◆ **PROBLEM**: Whenever a line below holds the word "JSON", copy that line.

◆ **INPUT ROWS**:
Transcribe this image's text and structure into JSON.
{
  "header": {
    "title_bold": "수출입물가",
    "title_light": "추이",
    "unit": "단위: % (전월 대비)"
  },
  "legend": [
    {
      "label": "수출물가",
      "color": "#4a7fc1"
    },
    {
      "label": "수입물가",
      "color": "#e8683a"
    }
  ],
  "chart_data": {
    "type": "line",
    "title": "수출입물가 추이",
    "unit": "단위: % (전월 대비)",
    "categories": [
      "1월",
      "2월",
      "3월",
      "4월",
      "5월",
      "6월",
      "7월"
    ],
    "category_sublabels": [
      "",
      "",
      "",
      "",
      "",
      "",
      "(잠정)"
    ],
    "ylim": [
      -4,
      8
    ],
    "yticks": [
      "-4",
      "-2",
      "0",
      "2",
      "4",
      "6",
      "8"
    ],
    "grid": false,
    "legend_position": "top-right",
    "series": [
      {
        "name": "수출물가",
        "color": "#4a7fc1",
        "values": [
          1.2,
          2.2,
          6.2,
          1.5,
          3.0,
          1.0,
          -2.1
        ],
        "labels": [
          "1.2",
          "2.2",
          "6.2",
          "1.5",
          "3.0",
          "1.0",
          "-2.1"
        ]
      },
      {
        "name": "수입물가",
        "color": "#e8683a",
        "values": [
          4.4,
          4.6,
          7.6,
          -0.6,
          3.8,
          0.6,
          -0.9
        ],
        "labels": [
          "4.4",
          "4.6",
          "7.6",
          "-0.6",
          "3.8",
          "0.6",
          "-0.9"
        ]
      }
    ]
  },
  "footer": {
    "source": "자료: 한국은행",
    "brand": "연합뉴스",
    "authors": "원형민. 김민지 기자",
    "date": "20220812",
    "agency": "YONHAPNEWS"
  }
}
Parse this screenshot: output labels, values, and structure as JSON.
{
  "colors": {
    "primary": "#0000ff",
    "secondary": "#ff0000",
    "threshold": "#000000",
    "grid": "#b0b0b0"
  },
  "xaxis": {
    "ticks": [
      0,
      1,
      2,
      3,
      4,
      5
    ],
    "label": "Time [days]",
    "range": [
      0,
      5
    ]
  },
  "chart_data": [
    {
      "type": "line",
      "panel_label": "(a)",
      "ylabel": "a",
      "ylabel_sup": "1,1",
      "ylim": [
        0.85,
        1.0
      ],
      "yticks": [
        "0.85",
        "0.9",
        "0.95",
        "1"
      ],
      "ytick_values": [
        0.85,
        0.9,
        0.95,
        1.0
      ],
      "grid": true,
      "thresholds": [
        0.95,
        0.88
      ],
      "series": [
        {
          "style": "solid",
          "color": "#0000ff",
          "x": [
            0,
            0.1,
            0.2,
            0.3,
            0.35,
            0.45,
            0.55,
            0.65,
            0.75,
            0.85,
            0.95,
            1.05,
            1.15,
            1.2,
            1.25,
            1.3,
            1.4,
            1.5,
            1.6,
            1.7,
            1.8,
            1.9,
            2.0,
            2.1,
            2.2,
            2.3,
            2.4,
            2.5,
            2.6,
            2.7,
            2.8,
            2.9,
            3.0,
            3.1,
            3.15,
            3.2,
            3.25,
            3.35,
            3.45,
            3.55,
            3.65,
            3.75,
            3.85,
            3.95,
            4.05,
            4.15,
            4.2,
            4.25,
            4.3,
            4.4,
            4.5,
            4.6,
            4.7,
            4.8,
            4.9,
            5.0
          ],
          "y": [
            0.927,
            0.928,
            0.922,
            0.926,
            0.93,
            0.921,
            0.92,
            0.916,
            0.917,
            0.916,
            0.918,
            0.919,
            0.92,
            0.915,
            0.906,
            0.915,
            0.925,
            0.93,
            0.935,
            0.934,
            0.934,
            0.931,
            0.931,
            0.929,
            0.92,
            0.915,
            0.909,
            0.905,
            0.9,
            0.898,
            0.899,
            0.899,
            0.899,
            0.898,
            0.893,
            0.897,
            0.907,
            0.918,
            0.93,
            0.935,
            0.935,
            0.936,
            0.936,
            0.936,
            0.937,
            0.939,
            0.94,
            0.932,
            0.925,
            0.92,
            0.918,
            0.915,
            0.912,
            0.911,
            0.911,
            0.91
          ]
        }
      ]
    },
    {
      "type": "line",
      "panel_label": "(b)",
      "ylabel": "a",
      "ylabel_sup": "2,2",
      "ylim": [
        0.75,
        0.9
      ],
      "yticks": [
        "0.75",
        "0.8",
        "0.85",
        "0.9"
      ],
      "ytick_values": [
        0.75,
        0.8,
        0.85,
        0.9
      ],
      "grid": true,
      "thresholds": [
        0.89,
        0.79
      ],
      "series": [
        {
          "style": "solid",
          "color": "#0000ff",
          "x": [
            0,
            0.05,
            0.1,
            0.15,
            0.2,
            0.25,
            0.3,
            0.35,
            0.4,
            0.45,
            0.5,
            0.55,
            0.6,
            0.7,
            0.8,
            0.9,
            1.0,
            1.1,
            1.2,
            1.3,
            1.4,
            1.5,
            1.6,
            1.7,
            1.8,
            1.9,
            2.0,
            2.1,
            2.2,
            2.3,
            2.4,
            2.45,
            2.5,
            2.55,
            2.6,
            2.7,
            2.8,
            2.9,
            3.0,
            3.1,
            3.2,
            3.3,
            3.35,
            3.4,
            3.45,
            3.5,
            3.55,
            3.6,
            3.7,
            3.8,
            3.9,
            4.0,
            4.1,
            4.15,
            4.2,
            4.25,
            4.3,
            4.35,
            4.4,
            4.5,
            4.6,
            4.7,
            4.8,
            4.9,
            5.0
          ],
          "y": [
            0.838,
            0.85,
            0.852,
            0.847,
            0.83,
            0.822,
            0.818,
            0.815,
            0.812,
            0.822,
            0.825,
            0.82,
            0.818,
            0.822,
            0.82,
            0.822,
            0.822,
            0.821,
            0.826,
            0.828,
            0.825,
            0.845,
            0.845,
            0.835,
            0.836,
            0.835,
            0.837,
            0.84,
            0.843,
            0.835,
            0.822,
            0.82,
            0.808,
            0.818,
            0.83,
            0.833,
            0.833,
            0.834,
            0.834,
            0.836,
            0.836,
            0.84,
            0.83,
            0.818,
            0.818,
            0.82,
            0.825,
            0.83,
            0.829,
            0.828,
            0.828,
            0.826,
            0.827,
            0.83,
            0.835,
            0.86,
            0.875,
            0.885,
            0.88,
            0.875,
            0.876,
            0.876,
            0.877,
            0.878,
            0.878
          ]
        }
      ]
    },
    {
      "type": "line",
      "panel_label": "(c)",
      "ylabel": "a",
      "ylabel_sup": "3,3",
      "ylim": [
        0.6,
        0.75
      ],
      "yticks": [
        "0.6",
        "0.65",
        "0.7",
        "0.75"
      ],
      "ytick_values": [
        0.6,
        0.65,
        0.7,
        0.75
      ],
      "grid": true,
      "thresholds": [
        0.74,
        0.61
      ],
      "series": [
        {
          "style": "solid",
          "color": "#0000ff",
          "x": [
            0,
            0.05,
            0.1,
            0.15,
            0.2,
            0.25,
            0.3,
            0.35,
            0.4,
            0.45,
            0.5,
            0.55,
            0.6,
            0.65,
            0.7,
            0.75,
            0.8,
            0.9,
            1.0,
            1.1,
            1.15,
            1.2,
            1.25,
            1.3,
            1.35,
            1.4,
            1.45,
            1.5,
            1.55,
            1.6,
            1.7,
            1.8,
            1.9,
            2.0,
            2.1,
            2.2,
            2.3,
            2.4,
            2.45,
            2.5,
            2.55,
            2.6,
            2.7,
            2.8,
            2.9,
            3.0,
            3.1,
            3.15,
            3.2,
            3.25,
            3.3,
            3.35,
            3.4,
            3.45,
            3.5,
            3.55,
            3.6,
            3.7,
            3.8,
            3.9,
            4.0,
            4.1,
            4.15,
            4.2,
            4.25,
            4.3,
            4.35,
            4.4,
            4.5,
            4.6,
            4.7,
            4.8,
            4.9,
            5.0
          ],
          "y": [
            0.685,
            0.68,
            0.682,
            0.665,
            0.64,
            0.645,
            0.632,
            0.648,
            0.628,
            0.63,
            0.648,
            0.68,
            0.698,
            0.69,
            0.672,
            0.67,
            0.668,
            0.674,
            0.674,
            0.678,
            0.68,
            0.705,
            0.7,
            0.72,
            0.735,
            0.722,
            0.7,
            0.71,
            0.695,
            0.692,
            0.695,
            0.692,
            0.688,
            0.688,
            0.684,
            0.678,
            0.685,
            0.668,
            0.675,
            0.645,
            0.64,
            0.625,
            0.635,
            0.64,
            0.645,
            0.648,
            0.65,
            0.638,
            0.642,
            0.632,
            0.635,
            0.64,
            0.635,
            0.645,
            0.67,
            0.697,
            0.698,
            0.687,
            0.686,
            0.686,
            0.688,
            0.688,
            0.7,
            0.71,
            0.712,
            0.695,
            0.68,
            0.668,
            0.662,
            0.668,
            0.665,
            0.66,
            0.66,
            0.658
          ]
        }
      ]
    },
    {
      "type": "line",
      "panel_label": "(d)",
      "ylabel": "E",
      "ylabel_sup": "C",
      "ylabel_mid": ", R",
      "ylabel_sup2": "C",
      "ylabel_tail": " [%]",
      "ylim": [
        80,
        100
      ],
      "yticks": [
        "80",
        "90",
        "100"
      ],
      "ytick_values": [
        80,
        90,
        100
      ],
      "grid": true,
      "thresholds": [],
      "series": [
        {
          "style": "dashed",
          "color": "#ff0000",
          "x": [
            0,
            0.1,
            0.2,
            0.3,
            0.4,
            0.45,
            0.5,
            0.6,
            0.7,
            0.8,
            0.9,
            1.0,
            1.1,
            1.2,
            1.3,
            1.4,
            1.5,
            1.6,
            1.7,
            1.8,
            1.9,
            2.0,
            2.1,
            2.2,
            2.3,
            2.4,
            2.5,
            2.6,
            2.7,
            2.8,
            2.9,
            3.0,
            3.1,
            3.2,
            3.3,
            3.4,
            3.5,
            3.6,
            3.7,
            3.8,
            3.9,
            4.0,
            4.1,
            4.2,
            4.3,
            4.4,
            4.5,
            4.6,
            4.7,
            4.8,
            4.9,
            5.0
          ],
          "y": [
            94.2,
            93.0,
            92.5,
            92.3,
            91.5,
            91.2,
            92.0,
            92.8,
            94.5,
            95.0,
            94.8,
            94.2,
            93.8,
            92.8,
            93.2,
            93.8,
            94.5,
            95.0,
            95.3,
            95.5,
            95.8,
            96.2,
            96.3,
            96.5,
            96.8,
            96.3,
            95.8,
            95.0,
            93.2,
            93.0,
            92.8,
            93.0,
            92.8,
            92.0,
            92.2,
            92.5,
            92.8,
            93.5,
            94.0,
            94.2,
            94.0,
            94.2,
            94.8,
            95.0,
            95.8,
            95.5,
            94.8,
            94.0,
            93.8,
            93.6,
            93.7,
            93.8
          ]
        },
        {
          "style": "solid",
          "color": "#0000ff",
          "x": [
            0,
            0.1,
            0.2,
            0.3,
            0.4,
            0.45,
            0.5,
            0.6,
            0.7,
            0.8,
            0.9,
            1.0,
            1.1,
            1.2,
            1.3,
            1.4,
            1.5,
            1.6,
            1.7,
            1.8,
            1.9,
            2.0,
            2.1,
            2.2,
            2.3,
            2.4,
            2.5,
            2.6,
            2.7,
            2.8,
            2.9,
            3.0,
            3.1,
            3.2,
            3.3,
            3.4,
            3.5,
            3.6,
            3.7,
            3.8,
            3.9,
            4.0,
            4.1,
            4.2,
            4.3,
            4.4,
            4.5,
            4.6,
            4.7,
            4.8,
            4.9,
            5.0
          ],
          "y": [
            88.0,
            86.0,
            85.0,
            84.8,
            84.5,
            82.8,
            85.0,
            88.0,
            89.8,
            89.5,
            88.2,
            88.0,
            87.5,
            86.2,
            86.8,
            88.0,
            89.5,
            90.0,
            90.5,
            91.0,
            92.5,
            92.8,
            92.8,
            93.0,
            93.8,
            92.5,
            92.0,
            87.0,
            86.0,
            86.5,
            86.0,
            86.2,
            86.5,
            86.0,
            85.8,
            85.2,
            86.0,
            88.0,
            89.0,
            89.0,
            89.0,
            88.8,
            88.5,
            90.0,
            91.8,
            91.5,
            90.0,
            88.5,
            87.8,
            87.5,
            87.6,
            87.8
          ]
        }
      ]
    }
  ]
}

◆ **OUTPUT FOR THIS TASK**:
Transcribe this image's text and structure into JSON.
Parse this screenshot: output labels, values, and structure as JSON.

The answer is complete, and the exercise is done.